Image-based layout entries -
:::

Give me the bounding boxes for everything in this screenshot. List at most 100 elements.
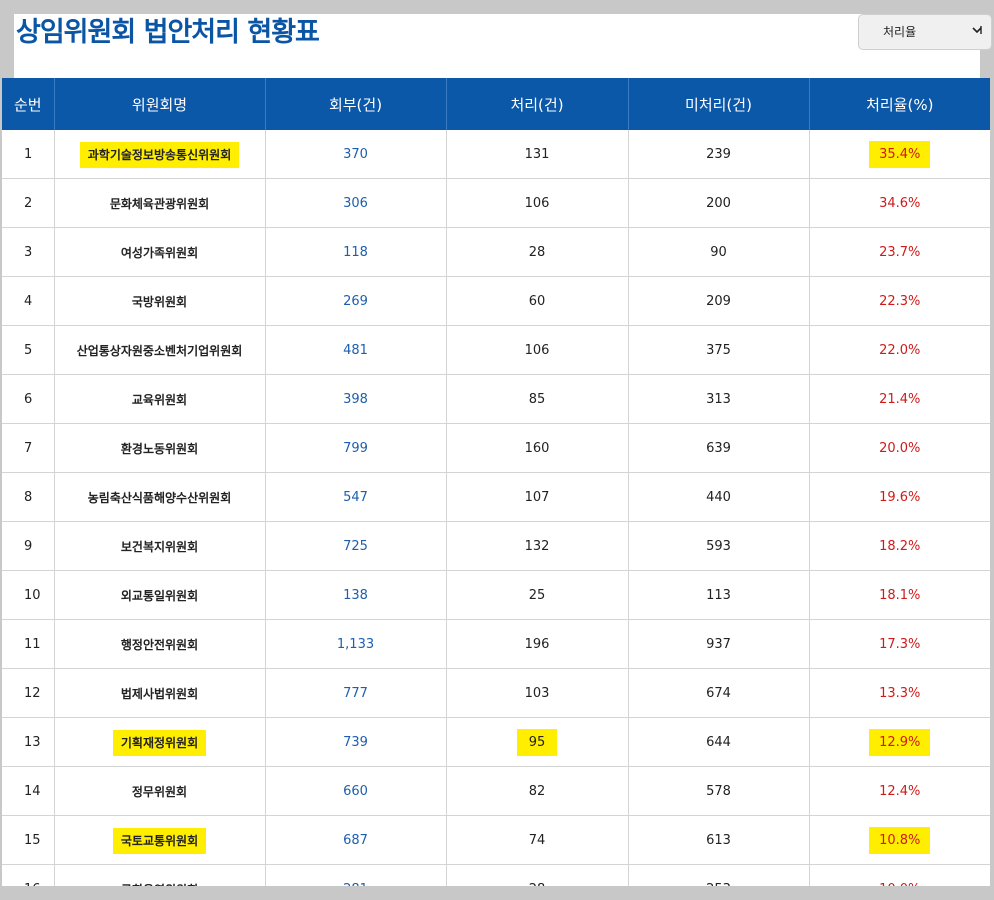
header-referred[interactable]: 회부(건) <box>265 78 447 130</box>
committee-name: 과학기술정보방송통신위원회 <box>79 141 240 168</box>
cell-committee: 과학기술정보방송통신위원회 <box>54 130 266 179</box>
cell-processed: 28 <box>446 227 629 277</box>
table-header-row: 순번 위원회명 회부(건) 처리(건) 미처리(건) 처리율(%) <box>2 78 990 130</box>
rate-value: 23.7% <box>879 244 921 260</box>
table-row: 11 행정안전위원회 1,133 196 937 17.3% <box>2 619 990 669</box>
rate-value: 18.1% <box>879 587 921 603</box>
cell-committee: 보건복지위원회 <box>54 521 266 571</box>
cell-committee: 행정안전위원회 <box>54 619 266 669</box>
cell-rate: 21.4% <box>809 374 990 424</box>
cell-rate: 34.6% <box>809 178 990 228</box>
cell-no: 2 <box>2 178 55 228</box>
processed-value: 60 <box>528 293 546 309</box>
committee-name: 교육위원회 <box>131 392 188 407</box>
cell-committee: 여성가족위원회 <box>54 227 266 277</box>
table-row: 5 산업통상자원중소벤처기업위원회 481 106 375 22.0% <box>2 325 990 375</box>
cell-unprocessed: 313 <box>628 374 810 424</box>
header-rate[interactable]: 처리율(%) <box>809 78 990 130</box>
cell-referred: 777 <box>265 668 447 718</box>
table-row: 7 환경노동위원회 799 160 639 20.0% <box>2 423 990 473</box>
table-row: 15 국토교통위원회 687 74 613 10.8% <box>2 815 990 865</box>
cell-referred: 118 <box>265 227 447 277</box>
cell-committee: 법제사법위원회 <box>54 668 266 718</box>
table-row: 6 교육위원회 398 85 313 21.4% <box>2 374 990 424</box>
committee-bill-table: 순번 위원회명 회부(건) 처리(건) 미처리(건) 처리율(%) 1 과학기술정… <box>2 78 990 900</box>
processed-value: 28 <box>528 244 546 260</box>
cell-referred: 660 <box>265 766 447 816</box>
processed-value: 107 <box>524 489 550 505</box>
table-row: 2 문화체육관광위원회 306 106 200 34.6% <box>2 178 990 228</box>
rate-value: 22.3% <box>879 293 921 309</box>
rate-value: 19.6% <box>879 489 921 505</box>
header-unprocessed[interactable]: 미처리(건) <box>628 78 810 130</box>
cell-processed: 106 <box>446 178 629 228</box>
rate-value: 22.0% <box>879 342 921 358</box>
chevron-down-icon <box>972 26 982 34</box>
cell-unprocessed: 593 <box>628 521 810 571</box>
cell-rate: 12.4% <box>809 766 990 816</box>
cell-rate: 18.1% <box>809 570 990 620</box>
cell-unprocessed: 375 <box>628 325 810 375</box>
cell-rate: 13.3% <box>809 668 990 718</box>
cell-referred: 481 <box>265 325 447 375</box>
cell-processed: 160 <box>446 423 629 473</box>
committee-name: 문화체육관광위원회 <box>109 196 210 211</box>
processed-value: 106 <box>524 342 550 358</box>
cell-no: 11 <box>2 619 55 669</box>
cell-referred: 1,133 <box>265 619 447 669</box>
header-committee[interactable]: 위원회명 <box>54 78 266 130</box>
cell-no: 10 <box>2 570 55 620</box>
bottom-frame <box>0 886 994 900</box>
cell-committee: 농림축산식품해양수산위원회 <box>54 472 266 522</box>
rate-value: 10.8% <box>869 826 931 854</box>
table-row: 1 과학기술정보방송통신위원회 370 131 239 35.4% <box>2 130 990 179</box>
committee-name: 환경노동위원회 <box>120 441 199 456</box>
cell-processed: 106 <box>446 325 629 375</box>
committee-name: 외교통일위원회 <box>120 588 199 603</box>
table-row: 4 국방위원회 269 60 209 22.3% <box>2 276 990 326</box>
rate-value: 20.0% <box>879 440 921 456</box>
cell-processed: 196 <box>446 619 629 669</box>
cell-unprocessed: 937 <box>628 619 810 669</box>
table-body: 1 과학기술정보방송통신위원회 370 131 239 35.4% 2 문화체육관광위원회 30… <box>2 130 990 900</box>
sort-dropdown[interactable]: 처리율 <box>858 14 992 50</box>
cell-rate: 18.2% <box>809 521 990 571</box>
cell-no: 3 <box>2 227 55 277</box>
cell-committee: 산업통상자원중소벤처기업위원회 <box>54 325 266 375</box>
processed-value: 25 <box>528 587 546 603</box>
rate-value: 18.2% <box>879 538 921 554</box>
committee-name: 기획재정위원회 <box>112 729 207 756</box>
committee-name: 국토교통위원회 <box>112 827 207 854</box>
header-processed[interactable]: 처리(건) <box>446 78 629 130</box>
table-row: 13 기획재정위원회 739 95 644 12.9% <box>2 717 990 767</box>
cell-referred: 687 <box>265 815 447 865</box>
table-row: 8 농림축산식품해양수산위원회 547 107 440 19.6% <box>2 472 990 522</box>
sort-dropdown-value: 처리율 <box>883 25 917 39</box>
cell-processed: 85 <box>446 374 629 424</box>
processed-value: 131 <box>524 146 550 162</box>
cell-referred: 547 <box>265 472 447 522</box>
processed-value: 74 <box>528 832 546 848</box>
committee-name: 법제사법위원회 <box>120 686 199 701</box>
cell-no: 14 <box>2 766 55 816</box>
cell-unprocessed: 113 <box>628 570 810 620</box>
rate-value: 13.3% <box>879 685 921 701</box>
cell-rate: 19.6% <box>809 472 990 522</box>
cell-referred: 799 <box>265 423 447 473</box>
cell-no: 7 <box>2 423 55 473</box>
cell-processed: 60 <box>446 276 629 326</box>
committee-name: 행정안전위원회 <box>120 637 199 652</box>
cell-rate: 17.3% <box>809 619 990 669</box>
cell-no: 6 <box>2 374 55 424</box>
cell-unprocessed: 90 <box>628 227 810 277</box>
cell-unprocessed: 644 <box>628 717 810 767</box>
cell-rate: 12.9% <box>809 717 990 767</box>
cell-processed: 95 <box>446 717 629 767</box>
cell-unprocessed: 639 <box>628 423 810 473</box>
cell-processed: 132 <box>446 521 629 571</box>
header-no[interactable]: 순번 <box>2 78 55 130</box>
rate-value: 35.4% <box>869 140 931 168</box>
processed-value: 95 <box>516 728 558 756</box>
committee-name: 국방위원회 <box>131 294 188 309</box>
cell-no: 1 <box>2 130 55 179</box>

:::

Work to do -
Update the records starting at the line that has "header-referred[interactable]: 회부(건) <box>265" and ending with the line that has "rate-value: 23.7% <box>879 244 921 260</box>" by changing "committee-name" to "committee-label", and leave everything else as it is. Return only those lines.

The result -
header-referred[interactable]: 회부(건) <box>265 78 447 130</box>
committee-label: 과학기술정보방송통신위원회 <box>79 141 240 168</box>
cell-committee: 과학기술정보방송통신위원회 <box>54 130 266 179</box>
cell-processed: 28 <box>446 227 629 277</box>
table-header-row: 순번 위원회명 회부(건) 처리(건) 미처리(건) 처리율(%) <box>2 78 990 130</box>
rate-value: 23.7% <box>879 244 921 260</box>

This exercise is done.